> [What is asked]: Every line of the listing must be reproduced as it stands. Leave the images behind.

[Collection entries]
►
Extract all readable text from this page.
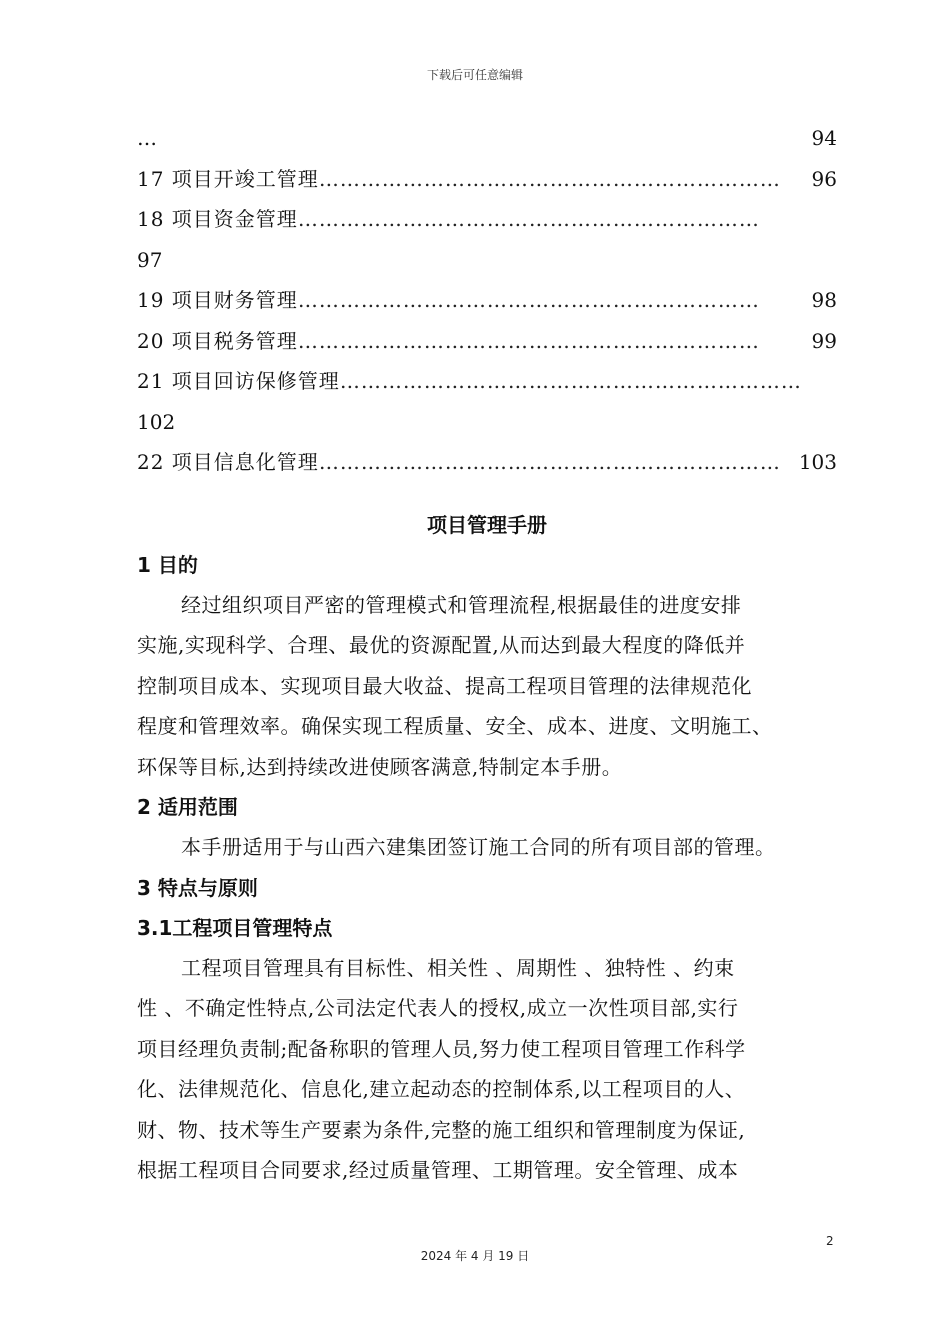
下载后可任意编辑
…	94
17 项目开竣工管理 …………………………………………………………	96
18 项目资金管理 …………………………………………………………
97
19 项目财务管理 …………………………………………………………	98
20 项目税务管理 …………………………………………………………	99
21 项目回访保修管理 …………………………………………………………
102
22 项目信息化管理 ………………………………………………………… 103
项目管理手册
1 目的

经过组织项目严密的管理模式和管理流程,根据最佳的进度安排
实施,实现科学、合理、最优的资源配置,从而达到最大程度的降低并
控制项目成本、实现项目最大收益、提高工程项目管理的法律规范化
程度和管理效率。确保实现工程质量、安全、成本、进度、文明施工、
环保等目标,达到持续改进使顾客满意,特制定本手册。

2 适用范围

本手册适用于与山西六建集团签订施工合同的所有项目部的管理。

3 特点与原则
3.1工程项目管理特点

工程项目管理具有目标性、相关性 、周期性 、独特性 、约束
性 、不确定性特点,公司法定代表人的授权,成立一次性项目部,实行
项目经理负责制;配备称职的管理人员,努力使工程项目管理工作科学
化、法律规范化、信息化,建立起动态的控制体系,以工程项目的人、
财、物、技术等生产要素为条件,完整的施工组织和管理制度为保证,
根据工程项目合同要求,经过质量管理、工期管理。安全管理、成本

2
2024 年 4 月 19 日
◄
> [Correct output]:
Extract all readable text from this page.
下载后可任意编辑
…	94
17 项目开竣工管理 …………………………………………………………	96
18 项目资金管理 …………………………………………………………
97
19 项目财务管理 …………………………………………………………	98
20 项目税务管理 …………………………………………………………	99
21 项目回访保修管理 …………………………………………………………
102
22 项目信息化管理 ………………………………………………………… 103
项目管理手册
1 目的

经过组织项目严密的管理模式和管理流程,根据最佳的进度安排
实施,实现科学、合理、最优的资源配置,从而达到最大程度的降低并
控制项目成本、实现项目最大收益、提高工程项目管理的法律规范化
程度和管理效率。确保实现工程质量、安全、成本、进度、文明施工、
环保等目标,达到持续改进使顾客满意,特制定本手册。

2 适用范围

本手册适用于与山西六建集团签订施工合同的所有项目部的管理。

3 特点与原则
3.1工程项目管理特点

工程项目管理具有目标性、相关性 、周期性 、独特性 、约束
性 、不确定性特点,公司法定代表人的授权,成立一次性项目部,实行
项目经理负责制;配备称职的管理人员,努力使工程项目管理工作科学
化、法律规范化、信息化,建立起动态的控制体系,以工程项目的人、
财、物、技术等生产要素为条件,完整的施工组织和管理制度为保证,
根据工程项目合同要求,经过质量管理、工期管理。安全管理、成本

2
2024 年 4 月 19 日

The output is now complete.